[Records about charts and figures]
— Start —
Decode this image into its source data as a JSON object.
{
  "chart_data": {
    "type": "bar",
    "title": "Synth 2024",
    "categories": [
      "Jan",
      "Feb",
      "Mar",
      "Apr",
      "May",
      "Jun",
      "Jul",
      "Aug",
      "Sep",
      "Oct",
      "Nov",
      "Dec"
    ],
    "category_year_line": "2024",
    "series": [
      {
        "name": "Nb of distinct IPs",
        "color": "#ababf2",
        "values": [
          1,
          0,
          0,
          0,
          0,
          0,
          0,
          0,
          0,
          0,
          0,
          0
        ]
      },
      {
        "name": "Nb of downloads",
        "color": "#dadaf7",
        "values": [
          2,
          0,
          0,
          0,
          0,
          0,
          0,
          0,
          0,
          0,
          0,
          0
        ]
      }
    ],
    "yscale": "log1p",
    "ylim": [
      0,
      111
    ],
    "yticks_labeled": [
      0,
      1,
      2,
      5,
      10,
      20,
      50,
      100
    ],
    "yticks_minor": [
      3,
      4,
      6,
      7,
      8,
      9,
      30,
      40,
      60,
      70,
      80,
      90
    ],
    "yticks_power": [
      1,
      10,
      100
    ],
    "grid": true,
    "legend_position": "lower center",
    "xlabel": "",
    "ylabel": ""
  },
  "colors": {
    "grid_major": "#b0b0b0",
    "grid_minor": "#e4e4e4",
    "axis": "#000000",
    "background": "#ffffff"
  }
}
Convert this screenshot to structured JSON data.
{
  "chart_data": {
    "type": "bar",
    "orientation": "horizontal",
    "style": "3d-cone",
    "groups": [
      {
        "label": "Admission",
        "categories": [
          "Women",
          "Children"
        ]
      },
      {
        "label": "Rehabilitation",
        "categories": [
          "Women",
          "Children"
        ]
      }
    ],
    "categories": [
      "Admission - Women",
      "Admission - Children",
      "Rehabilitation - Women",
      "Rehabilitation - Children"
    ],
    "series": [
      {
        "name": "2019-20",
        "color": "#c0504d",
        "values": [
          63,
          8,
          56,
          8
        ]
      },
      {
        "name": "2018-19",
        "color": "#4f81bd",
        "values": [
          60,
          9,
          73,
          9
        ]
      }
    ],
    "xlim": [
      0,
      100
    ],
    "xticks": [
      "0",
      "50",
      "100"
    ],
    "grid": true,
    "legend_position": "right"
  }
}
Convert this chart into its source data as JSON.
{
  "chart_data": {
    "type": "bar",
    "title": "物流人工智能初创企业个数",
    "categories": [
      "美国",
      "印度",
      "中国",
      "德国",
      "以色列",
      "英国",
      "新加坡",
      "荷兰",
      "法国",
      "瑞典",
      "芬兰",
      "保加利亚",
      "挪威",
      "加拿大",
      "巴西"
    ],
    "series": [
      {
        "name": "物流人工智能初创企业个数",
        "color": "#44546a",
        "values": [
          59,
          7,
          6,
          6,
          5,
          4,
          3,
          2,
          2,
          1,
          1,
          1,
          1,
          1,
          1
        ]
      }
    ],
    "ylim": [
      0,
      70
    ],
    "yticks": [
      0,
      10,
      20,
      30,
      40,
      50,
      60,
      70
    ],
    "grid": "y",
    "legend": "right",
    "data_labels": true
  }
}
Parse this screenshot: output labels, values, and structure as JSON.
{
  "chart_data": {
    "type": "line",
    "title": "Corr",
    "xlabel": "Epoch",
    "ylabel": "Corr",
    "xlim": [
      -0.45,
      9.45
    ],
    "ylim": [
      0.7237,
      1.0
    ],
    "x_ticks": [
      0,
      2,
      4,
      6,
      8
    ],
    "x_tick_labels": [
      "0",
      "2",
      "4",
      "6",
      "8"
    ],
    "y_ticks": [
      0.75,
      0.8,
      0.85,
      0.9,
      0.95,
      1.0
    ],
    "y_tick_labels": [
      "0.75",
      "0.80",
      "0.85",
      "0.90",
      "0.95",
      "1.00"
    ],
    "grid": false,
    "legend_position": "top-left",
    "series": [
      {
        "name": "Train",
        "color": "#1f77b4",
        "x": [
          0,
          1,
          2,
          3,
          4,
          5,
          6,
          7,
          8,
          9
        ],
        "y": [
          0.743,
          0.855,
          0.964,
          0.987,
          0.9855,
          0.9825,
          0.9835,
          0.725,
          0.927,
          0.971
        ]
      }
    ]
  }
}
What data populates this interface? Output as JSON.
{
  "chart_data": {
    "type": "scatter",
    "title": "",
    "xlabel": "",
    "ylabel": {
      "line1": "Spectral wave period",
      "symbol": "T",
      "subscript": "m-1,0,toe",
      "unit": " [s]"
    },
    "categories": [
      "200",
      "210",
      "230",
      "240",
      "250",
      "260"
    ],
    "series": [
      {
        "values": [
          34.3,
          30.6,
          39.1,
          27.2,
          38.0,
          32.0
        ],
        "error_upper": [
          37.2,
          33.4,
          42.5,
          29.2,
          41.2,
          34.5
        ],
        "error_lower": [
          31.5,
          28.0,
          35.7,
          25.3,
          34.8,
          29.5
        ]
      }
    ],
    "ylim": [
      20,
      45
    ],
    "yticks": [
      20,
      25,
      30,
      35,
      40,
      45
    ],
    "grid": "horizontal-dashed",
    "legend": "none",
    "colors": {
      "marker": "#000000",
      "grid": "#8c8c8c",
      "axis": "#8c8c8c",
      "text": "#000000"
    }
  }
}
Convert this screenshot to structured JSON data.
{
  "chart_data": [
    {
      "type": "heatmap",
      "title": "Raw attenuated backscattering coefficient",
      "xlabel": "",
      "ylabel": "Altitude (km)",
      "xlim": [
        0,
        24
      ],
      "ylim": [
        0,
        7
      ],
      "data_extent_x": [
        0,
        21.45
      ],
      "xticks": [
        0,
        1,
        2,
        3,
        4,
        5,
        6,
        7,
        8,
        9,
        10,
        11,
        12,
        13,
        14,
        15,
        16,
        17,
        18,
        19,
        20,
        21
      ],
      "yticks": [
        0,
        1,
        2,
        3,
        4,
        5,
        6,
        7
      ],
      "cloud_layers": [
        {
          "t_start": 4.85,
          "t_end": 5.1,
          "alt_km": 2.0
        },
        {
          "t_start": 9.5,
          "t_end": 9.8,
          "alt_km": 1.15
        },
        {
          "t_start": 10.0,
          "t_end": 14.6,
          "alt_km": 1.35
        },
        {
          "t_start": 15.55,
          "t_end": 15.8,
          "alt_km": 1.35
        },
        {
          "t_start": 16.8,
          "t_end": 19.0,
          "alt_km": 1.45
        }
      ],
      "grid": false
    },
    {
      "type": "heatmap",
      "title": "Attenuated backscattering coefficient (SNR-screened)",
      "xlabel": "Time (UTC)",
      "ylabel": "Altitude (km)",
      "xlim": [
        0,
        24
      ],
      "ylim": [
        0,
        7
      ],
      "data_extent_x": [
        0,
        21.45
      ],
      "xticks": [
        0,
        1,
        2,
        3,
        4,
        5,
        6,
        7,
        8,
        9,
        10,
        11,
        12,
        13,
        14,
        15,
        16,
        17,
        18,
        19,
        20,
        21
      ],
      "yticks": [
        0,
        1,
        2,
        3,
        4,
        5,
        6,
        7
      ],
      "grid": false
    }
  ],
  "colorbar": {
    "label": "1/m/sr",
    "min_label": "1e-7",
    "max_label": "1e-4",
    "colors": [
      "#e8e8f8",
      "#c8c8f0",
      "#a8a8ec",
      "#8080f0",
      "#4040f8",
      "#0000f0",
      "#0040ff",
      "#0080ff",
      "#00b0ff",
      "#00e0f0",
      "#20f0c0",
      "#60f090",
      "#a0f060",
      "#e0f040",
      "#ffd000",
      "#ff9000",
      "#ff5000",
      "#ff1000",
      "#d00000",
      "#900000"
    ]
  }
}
— End —
Report only the number of lines that hold the word "title".

- _Finished exercise_:
6